* Data:
^^^^^^^^

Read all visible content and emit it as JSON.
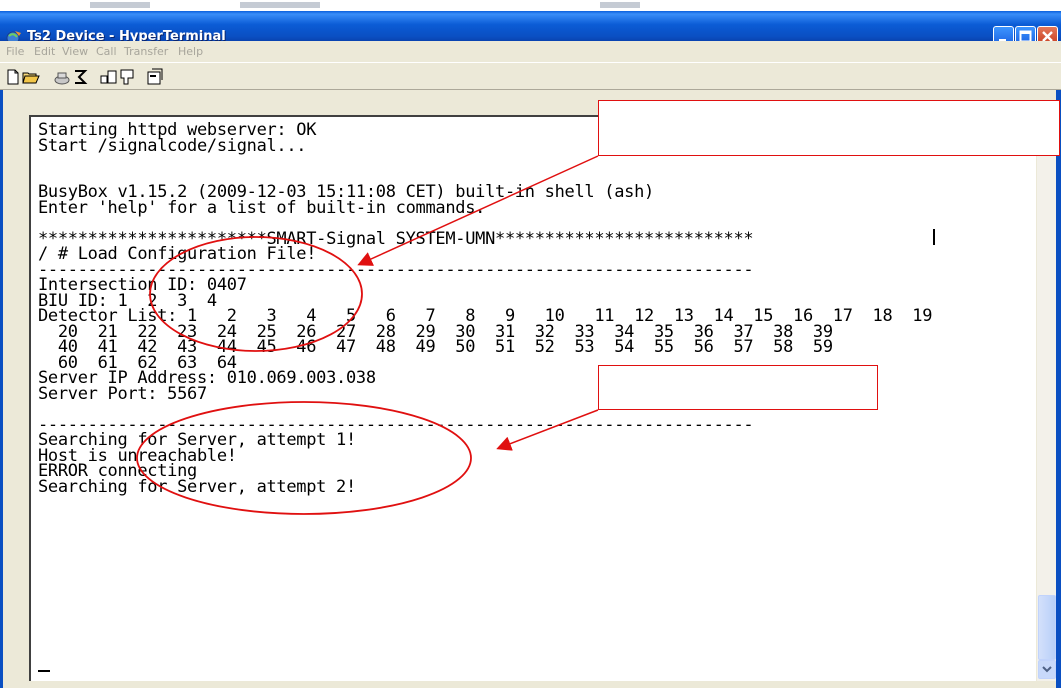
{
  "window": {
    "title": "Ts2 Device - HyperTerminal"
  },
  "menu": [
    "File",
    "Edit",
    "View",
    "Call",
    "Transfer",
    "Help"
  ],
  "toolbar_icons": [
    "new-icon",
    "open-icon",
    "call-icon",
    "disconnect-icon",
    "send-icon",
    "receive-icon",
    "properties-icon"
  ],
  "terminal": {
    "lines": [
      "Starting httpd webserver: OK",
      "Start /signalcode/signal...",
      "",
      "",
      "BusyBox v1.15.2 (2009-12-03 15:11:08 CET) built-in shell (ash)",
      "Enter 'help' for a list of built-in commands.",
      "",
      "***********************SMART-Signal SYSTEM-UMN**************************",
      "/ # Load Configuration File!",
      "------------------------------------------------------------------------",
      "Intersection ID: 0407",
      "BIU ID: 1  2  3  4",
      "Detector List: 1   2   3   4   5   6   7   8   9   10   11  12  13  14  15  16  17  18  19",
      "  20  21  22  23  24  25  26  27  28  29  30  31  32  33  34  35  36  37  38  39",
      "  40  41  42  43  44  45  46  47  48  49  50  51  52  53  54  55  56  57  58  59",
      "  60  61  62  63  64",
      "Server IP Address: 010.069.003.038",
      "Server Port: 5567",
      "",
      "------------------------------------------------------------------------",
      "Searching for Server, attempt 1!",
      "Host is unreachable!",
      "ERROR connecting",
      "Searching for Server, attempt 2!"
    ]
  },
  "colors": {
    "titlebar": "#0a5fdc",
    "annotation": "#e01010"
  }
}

^^^^^^^^

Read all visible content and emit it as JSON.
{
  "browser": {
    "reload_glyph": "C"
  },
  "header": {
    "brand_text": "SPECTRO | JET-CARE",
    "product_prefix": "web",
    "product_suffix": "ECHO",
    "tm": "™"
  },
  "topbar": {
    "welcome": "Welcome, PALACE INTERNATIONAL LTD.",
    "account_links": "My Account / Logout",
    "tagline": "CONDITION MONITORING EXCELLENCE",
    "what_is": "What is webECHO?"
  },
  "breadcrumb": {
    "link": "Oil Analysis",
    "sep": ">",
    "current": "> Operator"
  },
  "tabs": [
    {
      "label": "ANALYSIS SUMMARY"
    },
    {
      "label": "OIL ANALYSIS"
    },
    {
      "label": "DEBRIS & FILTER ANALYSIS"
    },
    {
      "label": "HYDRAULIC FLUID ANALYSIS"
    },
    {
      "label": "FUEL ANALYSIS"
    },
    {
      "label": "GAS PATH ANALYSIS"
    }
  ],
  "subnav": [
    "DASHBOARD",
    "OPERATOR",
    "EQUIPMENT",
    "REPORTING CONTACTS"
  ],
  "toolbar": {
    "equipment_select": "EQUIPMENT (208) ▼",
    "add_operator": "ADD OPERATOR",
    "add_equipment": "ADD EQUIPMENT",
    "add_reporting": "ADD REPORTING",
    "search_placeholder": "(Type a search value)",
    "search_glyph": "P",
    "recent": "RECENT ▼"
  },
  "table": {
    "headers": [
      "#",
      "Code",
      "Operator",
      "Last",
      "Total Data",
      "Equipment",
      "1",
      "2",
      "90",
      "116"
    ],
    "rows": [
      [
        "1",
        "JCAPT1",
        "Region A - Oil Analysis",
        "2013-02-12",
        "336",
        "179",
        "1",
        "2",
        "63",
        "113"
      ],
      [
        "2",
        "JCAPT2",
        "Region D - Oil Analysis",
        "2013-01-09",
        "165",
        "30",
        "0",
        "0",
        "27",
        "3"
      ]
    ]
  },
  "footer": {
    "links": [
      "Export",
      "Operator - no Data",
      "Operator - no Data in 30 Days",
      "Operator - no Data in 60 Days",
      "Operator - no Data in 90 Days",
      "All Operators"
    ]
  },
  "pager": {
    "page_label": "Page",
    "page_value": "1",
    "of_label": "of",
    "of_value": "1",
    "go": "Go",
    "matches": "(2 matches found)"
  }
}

^^^^^^^^

* Problem:
Extract from the material all lines containing the string "REPORTING".

* Result:
    "REPORTING CONTACTS"
    "add_reporting": "ADD REPORTING",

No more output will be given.